**What needs to be done:** Of all the lines in the data below, how many contain "역량개발"? Report that number alone.

___ Dataset extract ___

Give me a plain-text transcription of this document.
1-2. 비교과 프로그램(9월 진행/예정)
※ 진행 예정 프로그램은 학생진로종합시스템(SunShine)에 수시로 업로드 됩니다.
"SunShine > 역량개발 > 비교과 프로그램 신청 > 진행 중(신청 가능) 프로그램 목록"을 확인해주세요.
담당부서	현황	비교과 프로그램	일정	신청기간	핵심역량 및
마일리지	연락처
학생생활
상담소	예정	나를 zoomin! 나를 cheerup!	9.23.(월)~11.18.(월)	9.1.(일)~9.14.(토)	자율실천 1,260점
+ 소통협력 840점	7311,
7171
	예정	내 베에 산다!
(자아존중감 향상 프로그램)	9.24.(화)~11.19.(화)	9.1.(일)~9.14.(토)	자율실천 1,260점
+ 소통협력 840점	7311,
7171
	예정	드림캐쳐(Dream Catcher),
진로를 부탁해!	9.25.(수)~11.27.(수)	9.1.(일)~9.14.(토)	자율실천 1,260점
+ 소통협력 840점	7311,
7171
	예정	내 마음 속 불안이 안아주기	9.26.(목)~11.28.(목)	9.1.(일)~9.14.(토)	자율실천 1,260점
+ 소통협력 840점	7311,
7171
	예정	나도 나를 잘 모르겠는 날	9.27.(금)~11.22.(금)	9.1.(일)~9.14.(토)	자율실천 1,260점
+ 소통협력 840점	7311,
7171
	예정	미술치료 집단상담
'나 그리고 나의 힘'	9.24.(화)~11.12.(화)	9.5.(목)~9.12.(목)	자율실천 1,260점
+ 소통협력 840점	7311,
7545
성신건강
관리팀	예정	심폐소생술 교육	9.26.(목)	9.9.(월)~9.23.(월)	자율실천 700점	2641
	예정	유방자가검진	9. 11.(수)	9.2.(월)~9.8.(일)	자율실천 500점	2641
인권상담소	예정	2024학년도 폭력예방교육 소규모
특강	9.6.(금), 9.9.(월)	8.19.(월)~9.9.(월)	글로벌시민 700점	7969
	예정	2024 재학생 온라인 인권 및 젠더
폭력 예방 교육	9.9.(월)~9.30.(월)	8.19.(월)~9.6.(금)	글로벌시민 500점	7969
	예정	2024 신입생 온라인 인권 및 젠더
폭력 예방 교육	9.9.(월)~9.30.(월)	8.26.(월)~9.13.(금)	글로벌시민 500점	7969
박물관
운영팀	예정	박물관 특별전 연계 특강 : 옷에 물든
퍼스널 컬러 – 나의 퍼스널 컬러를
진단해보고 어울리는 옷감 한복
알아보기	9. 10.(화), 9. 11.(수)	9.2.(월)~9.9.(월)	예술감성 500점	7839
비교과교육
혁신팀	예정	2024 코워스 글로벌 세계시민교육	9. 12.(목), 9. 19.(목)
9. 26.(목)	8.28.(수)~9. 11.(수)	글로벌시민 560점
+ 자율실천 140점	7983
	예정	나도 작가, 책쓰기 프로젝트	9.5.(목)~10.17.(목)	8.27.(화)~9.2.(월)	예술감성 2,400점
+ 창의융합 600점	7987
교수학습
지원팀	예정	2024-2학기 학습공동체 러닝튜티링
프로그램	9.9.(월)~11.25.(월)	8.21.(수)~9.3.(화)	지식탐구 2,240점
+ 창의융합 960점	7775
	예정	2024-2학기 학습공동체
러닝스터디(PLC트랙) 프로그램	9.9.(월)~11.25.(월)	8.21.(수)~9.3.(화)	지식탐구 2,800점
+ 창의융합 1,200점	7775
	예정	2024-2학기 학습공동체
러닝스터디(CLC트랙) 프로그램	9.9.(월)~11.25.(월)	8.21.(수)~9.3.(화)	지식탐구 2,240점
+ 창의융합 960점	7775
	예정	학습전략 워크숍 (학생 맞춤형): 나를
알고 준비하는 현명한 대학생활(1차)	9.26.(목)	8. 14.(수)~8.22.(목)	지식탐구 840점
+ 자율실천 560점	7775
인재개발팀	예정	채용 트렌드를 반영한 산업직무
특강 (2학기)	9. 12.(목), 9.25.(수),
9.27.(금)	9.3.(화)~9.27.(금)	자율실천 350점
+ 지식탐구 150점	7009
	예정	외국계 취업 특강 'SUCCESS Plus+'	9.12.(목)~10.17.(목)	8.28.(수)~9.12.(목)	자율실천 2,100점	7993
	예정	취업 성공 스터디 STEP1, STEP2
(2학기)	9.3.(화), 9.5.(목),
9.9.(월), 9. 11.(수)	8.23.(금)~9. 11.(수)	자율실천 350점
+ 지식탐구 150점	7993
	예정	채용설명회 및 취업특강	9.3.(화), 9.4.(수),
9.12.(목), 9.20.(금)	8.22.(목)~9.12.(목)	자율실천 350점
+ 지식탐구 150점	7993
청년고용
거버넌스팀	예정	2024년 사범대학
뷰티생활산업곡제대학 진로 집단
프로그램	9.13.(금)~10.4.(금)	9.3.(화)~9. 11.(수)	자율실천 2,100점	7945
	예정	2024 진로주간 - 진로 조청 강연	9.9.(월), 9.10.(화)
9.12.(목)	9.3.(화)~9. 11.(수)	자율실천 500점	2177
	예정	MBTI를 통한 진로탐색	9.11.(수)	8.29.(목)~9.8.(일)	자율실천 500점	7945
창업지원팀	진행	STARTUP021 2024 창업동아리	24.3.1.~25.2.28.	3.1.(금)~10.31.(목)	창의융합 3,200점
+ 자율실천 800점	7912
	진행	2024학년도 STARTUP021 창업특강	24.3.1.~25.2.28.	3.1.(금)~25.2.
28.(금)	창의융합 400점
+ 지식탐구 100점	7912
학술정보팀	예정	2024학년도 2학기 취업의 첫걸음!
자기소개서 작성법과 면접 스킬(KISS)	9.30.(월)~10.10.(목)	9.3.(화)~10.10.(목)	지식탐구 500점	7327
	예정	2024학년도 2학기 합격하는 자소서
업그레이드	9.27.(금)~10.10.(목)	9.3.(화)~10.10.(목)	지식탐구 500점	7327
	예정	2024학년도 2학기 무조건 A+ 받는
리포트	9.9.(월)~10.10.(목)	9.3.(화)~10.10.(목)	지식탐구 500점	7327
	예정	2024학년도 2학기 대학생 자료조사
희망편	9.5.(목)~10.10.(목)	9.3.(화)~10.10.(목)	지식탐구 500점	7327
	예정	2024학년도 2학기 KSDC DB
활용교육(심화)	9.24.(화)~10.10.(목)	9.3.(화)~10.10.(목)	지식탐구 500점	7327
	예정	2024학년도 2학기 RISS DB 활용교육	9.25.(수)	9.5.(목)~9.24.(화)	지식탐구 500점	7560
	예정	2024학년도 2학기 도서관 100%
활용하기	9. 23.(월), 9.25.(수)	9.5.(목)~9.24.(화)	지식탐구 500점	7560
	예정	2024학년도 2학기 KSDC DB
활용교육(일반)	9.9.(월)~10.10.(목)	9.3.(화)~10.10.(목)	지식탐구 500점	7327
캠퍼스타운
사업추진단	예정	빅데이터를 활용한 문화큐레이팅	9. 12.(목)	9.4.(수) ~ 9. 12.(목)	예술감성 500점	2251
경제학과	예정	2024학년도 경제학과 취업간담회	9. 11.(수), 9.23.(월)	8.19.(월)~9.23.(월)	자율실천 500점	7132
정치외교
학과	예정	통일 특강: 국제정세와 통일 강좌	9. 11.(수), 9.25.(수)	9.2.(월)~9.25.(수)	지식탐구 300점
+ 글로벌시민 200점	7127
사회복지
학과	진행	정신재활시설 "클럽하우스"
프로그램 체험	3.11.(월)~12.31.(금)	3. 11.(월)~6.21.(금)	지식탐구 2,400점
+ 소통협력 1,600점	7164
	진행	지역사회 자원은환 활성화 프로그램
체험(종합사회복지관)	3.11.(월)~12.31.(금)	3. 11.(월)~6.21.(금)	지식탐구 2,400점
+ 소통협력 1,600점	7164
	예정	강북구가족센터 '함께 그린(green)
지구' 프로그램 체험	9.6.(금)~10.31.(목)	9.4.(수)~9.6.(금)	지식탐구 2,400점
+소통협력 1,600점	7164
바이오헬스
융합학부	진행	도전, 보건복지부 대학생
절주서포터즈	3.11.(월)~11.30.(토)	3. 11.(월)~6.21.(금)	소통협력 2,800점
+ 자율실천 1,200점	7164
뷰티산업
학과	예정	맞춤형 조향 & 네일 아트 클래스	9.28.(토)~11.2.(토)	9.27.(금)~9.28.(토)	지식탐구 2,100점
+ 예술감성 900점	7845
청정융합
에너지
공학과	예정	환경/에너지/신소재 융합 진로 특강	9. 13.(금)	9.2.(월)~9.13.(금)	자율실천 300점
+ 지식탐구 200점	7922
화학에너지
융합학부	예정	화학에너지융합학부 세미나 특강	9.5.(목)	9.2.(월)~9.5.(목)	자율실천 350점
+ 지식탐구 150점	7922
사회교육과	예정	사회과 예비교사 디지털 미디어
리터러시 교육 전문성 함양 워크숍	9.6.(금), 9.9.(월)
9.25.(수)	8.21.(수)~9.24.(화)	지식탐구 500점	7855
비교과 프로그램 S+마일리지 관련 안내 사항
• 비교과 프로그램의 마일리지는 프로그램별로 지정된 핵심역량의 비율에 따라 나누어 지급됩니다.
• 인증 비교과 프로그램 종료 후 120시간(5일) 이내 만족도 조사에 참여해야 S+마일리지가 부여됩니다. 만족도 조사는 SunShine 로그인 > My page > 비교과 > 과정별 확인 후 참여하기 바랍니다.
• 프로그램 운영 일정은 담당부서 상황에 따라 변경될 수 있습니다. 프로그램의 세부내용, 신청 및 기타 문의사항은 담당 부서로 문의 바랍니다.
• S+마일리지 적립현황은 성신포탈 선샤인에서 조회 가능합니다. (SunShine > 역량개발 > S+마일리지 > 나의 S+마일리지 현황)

___

**Task solution:** 2